_Exercise data_:
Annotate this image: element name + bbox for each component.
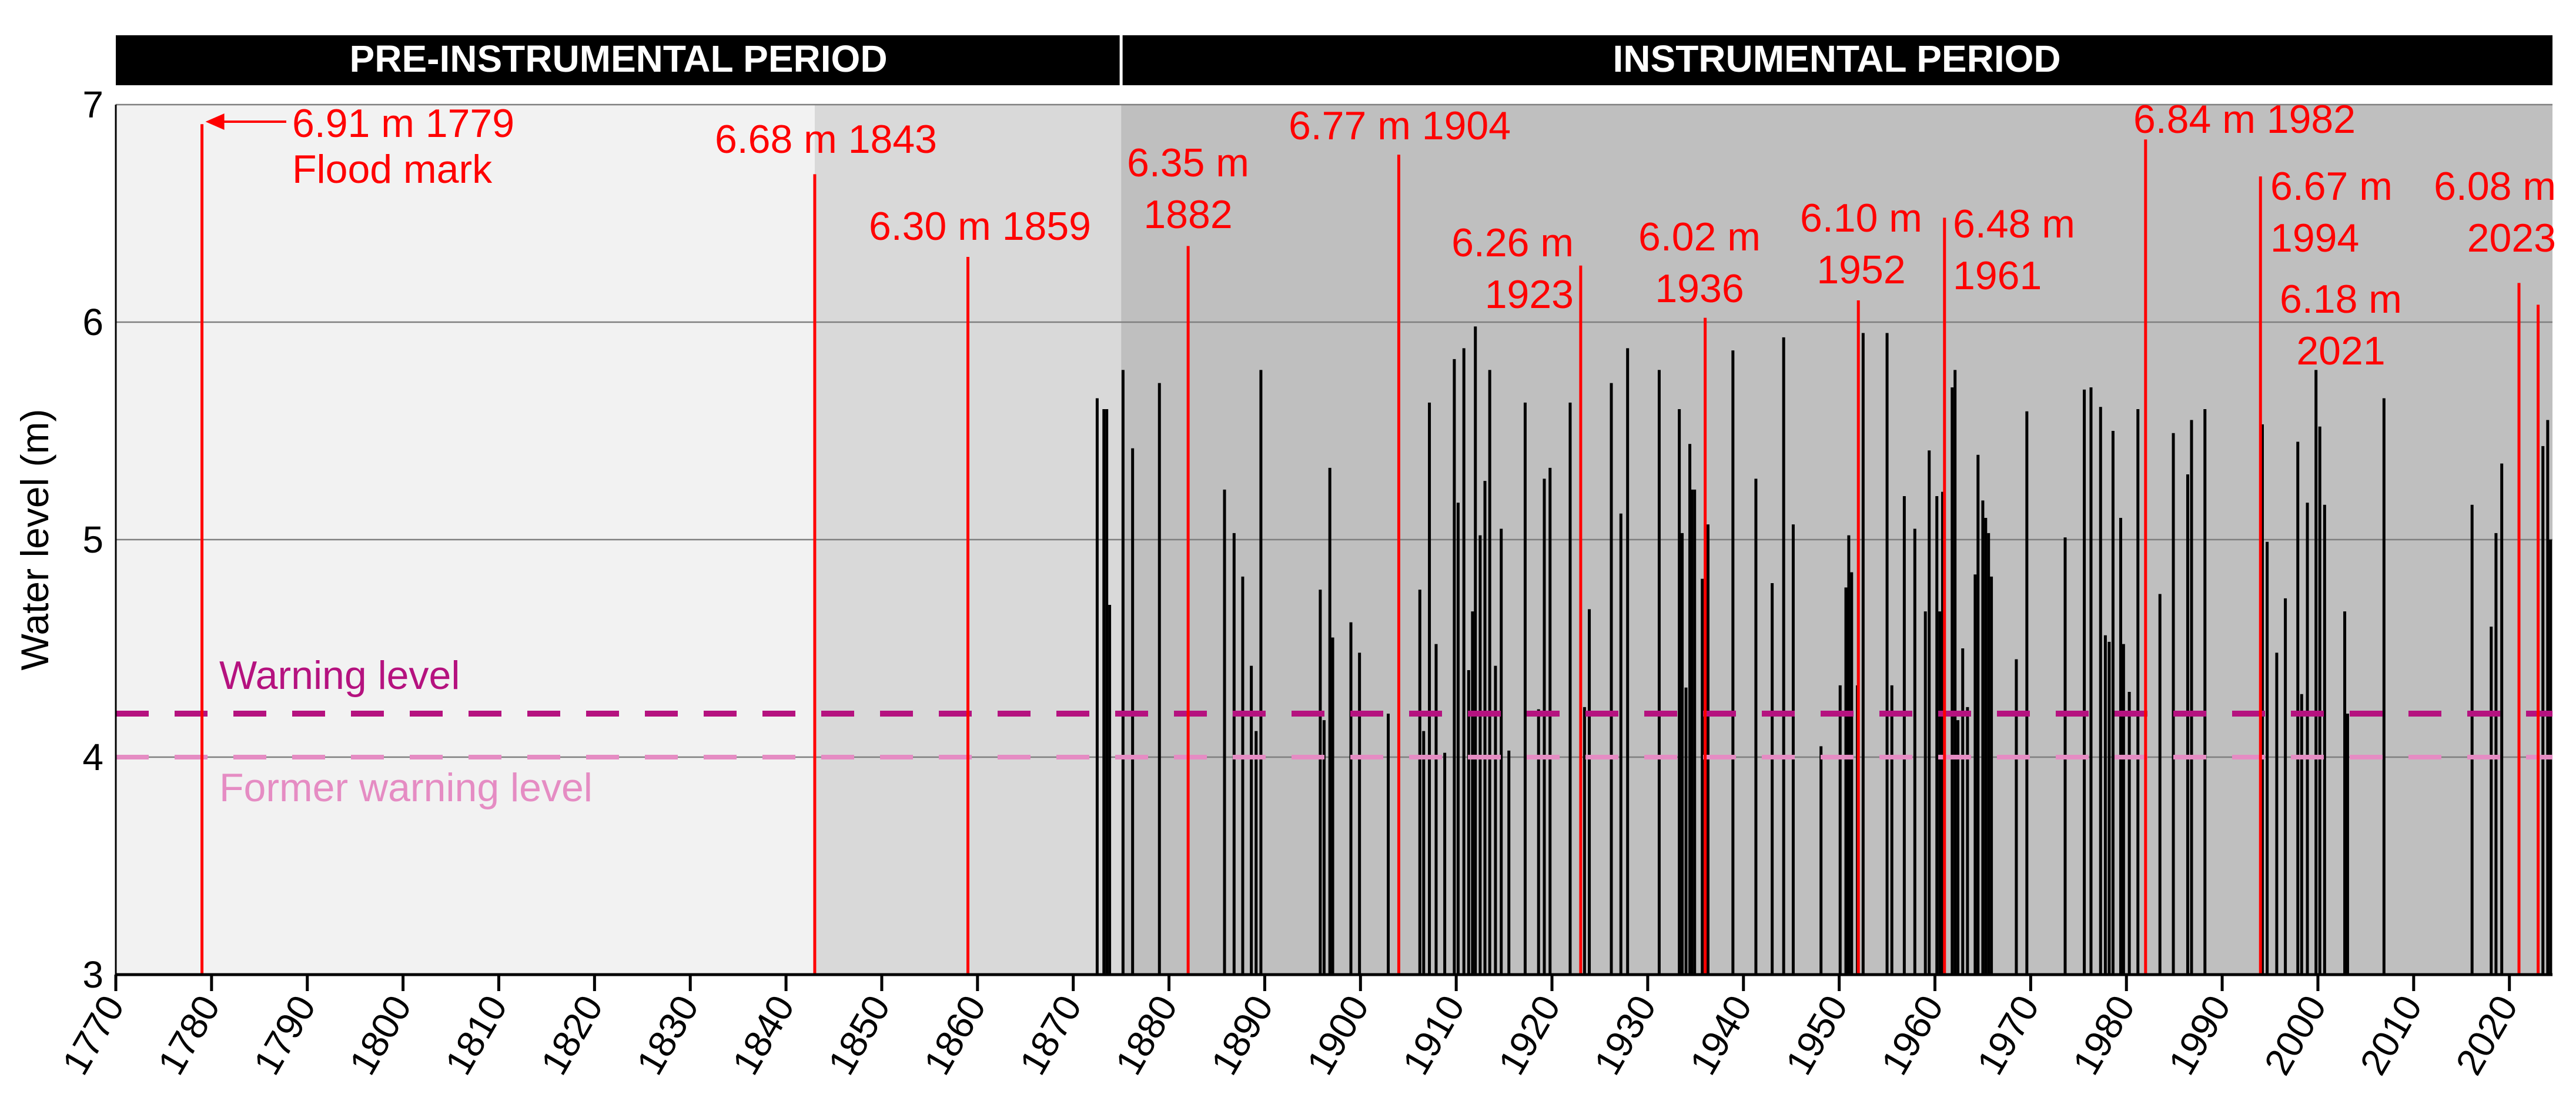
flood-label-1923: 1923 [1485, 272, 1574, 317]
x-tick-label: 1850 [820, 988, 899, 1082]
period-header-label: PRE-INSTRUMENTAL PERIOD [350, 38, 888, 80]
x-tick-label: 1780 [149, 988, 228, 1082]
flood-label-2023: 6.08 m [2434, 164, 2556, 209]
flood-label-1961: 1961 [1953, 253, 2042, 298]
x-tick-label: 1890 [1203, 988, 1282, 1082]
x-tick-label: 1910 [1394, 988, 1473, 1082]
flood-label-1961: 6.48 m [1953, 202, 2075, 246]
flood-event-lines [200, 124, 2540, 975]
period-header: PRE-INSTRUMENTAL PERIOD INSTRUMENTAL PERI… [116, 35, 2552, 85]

_What the exercise asks_:
Please arrange every line of the rows above as a numbered list, leaving out blank lines and the pictures.

_Response below_:
1. Annotate this image: element name + bbox for each component.
2. flood-label-1923: 1923 [1485, 272, 1574, 317]
3. x-tick-label: 1850 [820, 988, 899, 1082]
4. period-header-label: PRE-INSTRUMENTAL PERIOD [350, 38, 888, 80]
5. x-tick-label: 1780 [149, 988, 228, 1082]
6. flood-label-2023: 6.08 m [2434, 164, 2556, 209]
7. flood-label-1961: 1961 [1953, 253, 2042, 298]
8. x-tick-label: 1890 [1203, 988, 1282, 1082]
9. x-tick-label: 1910 [1394, 988, 1473, 1082]
10. flood-label-1961: 6.48 m [1953, 202, 2075, 246]
11. flood-event-lines [200, 124, 2540, 975]
12. period-header: PRE-INSTRUMENTAL PERIOD INSTRUMENTAL PERI… [116, 35, 2552, 85]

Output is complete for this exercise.